Tipps zum Vakuumieren

Feuchte Lebensmittel vakuumieren, beispielsweise Fleisch und Fisch:

Das Vakuumieren von feuchten Lebensmitteln ist etwas anspruchsvoller, denn die Flüssigkeit wird während des Vorgangs herausgezogen. Dabei wird einerseits der Vakuumierer verschmutzt und zum anderen kann die Flüssigkeit dazu führen, dass die Haltbarkeit der Schweißnaht reduziert wird. Hier helfen einige Tipps, damit dies nicht passiert:

  • Die feuchten Lebensmittel sollten auf ein Küchenpapier gelegt werden, damit die überschüssige Flüssigkeit aufgesaugt wird und die Lebensmittel problemlos eingefroren werden können.
  • Eine weitere Möglichkeit ist eine Doppeltüte: Hierbei werden die Lebensmittel zunächst in eine normale Tüte und erst danach in den Vakuumbeutel gelegt. Das offene Ende sollte dabei Richtung Boden des Beutels zeigen. Dadurch ist der Weg der Flüssigkeit beim Vakuumieren bis zum Ausgang viel länger, wodurch sie nur selten den Vakuumierdeckel erreicht.

# DATENAUSZUG
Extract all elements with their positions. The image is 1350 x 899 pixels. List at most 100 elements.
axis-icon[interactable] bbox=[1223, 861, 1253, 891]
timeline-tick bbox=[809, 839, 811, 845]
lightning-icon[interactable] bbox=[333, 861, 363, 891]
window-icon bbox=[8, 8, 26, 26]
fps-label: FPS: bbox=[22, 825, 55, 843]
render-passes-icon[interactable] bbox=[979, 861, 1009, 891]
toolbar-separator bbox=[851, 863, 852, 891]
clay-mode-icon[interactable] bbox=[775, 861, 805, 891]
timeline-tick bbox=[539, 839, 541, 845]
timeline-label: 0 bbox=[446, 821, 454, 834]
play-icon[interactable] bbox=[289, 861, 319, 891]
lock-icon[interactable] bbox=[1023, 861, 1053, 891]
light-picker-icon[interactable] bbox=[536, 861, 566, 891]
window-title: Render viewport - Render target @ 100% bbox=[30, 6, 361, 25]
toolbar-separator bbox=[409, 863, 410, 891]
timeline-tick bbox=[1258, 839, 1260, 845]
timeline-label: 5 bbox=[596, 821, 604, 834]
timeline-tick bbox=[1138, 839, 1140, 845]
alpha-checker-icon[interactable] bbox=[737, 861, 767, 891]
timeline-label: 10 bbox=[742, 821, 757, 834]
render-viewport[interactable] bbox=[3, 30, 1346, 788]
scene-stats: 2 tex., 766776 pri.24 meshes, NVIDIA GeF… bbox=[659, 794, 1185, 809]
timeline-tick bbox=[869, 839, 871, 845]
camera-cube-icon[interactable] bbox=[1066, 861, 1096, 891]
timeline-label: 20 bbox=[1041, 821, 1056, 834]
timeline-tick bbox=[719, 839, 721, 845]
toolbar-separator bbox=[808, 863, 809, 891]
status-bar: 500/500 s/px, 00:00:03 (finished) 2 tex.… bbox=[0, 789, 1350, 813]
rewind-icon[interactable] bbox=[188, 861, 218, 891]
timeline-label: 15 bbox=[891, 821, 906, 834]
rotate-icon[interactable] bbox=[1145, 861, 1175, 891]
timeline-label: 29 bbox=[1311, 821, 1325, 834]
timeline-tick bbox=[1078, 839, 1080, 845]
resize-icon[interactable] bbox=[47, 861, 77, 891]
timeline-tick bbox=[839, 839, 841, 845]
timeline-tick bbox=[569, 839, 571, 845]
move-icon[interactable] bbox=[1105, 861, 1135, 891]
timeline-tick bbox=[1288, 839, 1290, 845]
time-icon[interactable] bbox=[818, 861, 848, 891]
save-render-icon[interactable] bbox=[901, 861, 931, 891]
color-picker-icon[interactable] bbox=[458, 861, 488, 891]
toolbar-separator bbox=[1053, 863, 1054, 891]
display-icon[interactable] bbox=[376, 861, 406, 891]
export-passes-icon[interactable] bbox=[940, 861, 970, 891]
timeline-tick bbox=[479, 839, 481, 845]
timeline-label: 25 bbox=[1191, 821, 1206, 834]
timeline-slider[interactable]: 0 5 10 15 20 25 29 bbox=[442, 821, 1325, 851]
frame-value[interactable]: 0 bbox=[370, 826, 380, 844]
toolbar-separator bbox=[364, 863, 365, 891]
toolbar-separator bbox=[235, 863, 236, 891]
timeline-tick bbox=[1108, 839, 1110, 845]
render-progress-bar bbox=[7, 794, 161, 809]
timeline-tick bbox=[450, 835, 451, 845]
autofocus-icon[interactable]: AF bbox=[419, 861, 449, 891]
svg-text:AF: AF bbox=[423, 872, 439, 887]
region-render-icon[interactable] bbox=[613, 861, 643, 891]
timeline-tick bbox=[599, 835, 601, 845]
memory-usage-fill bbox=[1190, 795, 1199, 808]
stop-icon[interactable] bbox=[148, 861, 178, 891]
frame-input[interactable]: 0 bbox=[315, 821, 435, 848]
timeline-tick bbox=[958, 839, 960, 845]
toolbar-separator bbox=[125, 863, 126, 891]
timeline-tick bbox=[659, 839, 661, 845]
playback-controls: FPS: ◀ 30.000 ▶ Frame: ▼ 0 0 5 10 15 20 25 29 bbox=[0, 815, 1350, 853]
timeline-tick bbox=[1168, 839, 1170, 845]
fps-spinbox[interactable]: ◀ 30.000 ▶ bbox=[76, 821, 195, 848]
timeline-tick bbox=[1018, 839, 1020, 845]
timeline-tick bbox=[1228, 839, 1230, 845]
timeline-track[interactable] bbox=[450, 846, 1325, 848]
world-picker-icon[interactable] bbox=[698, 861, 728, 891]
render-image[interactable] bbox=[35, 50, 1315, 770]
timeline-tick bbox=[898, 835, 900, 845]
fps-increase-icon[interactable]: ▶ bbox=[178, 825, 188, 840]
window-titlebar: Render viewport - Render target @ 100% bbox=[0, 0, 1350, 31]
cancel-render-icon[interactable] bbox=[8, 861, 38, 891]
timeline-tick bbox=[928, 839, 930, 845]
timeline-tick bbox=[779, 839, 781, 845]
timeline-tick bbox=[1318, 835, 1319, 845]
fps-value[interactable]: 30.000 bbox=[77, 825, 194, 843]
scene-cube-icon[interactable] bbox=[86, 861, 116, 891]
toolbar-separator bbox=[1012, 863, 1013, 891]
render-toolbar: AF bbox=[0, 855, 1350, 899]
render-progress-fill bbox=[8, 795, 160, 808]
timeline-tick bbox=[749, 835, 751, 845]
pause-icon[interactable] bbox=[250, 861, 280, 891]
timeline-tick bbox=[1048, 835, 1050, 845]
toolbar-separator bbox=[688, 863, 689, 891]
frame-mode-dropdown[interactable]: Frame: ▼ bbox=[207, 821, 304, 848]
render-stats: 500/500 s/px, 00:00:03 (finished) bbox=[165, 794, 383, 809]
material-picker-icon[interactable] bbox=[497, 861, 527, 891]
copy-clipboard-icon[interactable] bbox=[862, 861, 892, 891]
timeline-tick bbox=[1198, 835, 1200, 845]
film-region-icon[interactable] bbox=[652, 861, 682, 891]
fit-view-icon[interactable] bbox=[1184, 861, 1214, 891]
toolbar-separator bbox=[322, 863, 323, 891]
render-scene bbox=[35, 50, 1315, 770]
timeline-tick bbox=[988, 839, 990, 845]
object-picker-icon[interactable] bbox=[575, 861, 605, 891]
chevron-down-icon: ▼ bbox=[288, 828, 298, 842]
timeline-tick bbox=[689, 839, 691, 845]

# AUFGABE 1
In welche Richtung soll laut dem Text über das Vakuumieren das offene Ende der normalen Tüte bei der Doppeltüte zeigen?
# AUFGABE 2
Schreibe den Abschnitt des Textes über das Vakuumieren zwischen „Das Vakuumieren von“ und „den Vakuumierdeckel erreicht.“ einschließlich unverändert ab.
Die Daten stehen in keinem Zusammenhang mit dem Text.

# LÖSUNG 1
Richtung Boden des Beutels.

# LÖSUNG 2
Das Vakuumieren von feuchten Lebensmitteln ist etwas anspruchsvoller, denn die Flüssigkeit wird während des Vorgangs herausgezogen. Dabei wird einerseits der Vakuumierer verschmutzt und zum anderen kann die Flüssigkeit dazu führen, dass die Haltbarkeit der Schweißnaht reduziert wird. Hier helfen einige Tipps, damit dies nicht passiert:

  • Die feuchten Lebensmittel sollten auf ein Küchenpapier gelegt werden, damit die überschüssige Flüssigkeit aufgesaugt wird und die Lebensmittel problemlos eingefroren werden können.
  • Eine weitere Möglichkeit ist eine Doppeltüte: Hierbei werden die Lebensmittel zunächst in eine normale Tüte und erst danach in den Vakuumbeutel gelegt. Das offene Ende sollte dabei Richtung Boden des Beutels zeigen. Dadurch ist der Weg der Flüssigkeit beim Vakuumieren bis zum Ausgang viel länger, wodurch sie nur selten den Vakuumierdeckel erreicht.